[Lines of data]

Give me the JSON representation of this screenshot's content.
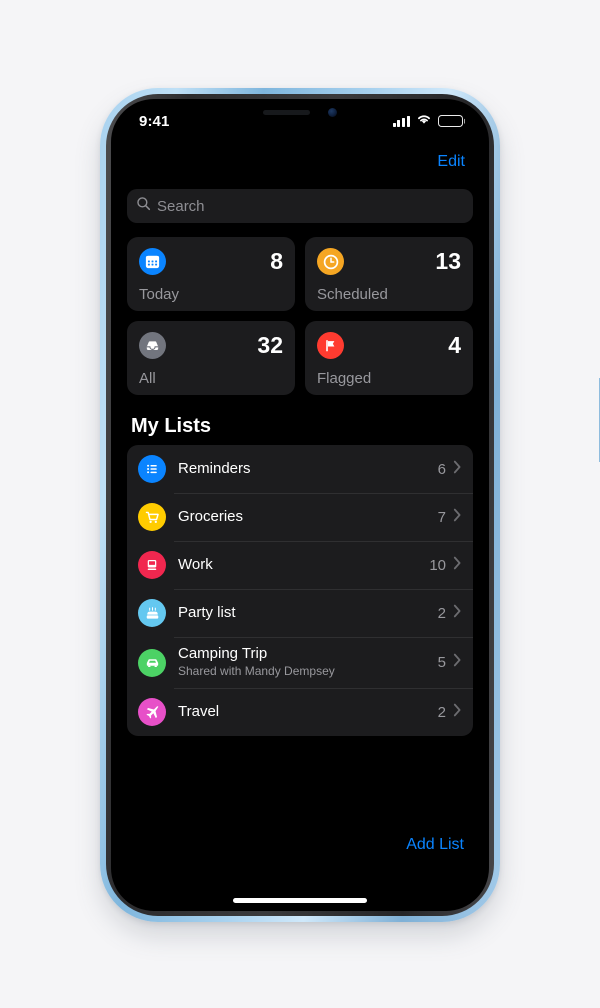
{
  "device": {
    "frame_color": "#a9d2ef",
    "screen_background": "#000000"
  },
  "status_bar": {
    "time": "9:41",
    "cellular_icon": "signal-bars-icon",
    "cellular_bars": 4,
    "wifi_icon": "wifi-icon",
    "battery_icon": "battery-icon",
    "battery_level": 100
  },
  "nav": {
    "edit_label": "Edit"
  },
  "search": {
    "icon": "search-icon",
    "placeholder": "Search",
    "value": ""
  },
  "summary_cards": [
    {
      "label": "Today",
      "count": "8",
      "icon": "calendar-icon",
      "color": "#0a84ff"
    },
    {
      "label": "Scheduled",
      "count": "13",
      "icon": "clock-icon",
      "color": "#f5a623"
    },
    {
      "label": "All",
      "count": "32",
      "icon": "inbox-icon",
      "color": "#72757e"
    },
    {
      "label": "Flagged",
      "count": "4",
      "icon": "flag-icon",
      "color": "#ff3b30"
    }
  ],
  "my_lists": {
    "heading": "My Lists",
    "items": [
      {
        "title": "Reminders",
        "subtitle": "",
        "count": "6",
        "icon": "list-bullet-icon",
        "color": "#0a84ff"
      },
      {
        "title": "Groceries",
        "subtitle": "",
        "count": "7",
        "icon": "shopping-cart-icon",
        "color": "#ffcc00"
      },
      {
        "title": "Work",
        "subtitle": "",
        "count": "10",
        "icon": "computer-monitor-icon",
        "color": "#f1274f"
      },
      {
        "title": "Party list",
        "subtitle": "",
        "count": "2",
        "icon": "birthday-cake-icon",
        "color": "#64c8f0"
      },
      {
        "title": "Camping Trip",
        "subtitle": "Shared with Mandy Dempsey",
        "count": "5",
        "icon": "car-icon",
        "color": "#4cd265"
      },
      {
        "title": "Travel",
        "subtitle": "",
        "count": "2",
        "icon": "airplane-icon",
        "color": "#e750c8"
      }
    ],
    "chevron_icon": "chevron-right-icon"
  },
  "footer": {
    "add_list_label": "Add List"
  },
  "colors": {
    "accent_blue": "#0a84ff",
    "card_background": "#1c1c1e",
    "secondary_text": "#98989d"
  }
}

---

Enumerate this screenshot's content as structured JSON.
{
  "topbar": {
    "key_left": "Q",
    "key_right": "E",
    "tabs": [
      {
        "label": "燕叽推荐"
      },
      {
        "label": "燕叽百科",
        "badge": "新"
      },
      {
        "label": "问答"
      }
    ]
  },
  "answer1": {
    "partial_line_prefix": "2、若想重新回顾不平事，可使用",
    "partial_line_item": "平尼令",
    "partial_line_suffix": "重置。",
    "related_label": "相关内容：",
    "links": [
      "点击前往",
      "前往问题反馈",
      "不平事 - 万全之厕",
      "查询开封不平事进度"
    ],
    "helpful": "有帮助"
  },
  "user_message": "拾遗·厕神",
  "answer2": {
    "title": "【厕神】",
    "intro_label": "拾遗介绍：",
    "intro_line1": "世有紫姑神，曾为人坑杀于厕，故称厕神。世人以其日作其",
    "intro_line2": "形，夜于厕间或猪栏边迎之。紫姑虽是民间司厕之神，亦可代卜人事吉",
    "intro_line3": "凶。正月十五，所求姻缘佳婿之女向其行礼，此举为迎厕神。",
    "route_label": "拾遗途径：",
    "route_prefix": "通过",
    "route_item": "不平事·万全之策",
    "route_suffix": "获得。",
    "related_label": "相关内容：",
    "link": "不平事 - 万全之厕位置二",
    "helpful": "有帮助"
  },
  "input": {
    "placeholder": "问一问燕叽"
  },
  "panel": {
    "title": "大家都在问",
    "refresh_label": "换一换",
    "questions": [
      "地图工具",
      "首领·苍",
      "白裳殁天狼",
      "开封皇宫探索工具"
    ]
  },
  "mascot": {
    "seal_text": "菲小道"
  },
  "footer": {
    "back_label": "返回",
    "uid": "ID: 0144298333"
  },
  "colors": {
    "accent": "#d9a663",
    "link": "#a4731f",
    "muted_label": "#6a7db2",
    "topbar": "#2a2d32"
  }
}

(What is required) All lines that include "screenshot" are to be gathered and copied.

(Result below)
Give me the JSON representation of this screenshot's content.
Enumerate this screenshot's content as structured JSON.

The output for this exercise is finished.